■ GIVEN TEXT:
+--
FAIR schemas to enable and encourage data interoperability across systems.
This repository contains best-practice tables that are reused for specific projects or applications via profiles.
The aim is to be specific enough to be relatable and useful, but not be unnecessarily specific.
For instance, Subject is reusable cross-species by replacing human-biased underlying ontologies.
Rules for tables
Tables represent concept archetype such as Study, Biobank, Subject, Biosample, and Cohort.
Tables are supersets of reusable columns that belong to that concept.
Identical or similar columns should ideally be merged.
Columns can have a partOfStandard attribute to indicate they represent an accepted standard. Standard must their own profile with this name.
Columns that represent the same concept (e.g. Age) expressed in a different value type (e.g. age in years vs. age range categorical) are not explicitly connected, but should be tagged with the same semantics.
Column names are only required to be unique within context of their table.
+--
■ RAW DATA:
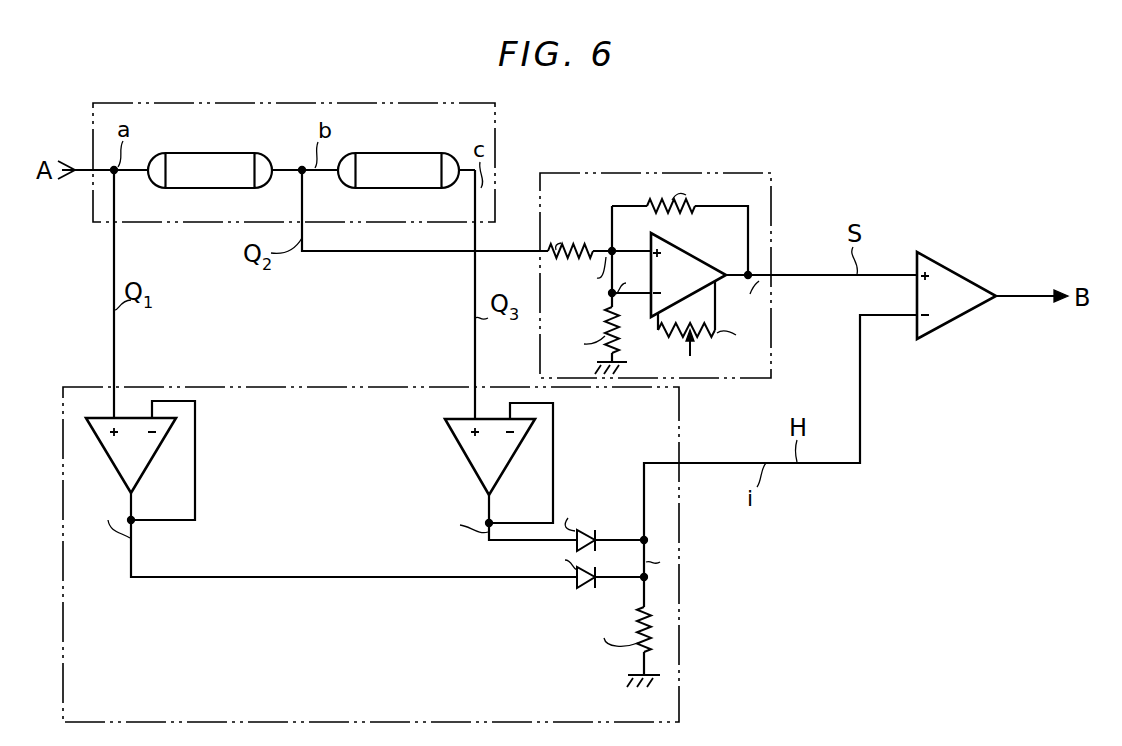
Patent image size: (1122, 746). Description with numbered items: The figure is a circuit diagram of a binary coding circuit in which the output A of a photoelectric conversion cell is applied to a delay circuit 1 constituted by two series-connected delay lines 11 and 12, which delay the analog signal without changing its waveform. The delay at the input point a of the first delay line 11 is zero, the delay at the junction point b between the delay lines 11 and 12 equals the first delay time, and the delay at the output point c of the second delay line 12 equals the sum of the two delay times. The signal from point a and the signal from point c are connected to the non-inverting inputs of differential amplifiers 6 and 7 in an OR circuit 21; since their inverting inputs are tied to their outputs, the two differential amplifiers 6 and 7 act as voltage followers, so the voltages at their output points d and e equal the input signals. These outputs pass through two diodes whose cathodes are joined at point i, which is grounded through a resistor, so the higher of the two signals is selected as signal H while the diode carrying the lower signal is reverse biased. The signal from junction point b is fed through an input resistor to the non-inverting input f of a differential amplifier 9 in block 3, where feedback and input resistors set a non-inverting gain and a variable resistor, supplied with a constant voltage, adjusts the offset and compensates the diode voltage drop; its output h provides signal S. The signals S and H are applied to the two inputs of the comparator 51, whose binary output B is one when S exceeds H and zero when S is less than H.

The delay circuit 1 is at (147, 103).
The delay line 11 is at (257, 155).
The delay line 12 is at (445, 155).
The differential amplifier circuit 3 is at (752, 173).
The differential amplifier 9 is at (699, 259).
The comparator 51 is at (957, 274).
The OR circuit 21 is at (258, 387).
The differential amplifier 6 is at (148, 465).
The differential amplifier 7 is at (504, 470).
+--
Please answer these questions from the FAIR schemas text:
(a) What does the repository contain?
(b) Which attribute can a column have to show that it represents an accepted standard?
(c) Within what context must column names be unique?

(a) Best-practice tables that are reused for specific projects or applications via profiles.
(b) The partOfStandard attribute.
(c) Within the context of their table.